>> START

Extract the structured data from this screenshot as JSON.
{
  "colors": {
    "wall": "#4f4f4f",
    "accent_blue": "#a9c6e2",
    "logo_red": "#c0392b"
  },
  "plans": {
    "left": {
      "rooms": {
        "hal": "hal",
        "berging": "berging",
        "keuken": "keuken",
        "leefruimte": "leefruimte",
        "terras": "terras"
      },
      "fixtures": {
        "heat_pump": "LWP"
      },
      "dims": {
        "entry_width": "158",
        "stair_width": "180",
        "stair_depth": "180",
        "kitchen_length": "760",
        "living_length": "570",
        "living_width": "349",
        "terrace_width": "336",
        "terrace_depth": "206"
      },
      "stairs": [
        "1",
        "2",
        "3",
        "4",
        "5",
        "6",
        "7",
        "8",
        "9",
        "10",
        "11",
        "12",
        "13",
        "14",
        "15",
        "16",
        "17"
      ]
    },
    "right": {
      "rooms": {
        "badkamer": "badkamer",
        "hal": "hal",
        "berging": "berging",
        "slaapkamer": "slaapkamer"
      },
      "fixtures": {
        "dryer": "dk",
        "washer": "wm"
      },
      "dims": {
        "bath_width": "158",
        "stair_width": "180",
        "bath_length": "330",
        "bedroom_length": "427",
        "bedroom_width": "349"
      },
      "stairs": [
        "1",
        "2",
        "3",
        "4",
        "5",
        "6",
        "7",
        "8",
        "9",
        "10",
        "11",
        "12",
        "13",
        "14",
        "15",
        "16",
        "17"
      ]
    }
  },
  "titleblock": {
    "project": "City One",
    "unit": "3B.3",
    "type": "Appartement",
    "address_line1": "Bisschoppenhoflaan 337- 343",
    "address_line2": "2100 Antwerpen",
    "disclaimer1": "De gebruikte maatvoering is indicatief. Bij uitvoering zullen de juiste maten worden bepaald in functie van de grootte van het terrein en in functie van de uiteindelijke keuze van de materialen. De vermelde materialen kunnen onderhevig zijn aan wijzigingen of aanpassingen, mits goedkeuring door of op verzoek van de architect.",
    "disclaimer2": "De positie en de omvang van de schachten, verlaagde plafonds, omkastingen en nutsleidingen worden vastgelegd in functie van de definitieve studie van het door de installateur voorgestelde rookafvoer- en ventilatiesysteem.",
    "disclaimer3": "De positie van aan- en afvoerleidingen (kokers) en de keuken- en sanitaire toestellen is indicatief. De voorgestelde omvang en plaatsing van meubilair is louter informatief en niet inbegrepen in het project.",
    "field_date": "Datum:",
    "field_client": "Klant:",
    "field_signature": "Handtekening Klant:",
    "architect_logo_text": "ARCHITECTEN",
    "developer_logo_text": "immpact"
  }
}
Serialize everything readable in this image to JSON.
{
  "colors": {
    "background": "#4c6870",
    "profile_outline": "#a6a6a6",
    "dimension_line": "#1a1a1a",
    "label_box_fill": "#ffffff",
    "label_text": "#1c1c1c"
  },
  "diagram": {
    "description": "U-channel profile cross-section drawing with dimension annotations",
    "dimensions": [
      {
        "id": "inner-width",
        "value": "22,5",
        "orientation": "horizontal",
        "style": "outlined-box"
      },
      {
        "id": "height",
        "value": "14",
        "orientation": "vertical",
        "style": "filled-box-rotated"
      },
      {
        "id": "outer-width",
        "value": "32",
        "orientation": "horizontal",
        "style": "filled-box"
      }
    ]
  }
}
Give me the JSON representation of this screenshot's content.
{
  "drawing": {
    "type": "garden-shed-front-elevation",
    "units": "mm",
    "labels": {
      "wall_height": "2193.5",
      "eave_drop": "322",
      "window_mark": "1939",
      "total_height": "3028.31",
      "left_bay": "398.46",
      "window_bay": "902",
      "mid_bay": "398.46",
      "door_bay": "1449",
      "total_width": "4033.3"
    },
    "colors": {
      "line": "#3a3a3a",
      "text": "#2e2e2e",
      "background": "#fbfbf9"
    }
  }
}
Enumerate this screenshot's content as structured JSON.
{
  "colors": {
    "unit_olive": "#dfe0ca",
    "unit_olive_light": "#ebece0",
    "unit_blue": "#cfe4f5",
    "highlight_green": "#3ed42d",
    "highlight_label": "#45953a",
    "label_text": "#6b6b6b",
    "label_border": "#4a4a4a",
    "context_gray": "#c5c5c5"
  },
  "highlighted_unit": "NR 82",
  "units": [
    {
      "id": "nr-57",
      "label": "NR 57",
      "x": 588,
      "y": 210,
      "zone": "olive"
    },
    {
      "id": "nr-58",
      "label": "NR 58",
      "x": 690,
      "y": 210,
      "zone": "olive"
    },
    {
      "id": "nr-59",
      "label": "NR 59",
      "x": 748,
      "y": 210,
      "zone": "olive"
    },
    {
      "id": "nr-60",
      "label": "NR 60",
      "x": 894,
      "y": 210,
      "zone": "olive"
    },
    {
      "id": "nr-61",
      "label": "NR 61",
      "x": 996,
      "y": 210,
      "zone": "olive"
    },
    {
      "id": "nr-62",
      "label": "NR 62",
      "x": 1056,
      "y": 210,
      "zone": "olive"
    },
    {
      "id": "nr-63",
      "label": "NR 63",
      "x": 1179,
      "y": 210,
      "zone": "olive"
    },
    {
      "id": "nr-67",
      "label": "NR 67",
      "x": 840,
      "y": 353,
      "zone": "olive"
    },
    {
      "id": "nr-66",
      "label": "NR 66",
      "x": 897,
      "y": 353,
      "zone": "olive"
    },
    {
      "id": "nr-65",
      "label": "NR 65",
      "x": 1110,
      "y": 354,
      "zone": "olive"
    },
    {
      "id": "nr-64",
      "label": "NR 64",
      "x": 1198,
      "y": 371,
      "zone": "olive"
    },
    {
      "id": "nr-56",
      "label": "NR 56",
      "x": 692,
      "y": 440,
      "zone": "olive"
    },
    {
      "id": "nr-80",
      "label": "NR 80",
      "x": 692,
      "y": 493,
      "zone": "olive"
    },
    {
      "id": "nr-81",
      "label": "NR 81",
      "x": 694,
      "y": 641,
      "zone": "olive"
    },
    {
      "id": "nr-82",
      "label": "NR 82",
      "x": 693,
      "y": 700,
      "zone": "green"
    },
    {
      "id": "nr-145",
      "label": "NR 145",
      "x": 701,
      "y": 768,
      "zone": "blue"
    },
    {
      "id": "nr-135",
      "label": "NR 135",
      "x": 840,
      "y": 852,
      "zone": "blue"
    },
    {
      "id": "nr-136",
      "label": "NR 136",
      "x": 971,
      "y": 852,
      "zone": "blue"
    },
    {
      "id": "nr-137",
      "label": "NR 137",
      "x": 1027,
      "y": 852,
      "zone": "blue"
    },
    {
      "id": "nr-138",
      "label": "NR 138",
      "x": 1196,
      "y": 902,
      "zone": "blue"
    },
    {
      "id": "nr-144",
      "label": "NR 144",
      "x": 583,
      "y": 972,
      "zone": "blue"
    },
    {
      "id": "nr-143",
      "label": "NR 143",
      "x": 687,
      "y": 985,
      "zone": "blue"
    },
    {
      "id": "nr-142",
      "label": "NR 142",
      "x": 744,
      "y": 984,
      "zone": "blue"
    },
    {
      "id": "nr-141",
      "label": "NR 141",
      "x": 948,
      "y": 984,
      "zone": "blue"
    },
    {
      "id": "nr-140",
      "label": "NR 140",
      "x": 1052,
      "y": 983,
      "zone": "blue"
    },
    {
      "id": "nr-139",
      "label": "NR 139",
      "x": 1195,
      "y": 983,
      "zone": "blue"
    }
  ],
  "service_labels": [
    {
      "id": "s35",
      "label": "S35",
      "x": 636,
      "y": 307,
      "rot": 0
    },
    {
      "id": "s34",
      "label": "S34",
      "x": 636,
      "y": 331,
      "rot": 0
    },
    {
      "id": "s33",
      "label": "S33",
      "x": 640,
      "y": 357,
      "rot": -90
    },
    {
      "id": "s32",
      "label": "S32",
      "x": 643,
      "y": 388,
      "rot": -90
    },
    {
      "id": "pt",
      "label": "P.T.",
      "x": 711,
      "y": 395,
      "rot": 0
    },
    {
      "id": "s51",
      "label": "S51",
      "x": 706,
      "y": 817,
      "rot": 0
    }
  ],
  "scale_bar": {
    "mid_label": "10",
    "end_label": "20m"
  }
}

>> END

Copy out every line that includes the word "positie".

Answer to the problem
    "disclaimer2": "De positie en de omvang van de schachten, verlaagde plafonds, omkastingen en nutsleidingen worden vastgelegd in functie van de definitieve studie van het door de installateur voorgestelde rookafvoer- en ventilatiesysteem.",
    "disclaimer3": "De positie van aan- en afvoerleidingen (kokers) en de keuken- en sanitaire toestellen is indicatief. De voorgestelde omvang en plaatsing van meubilair is louter informatief en niet inbegrepen in het project.",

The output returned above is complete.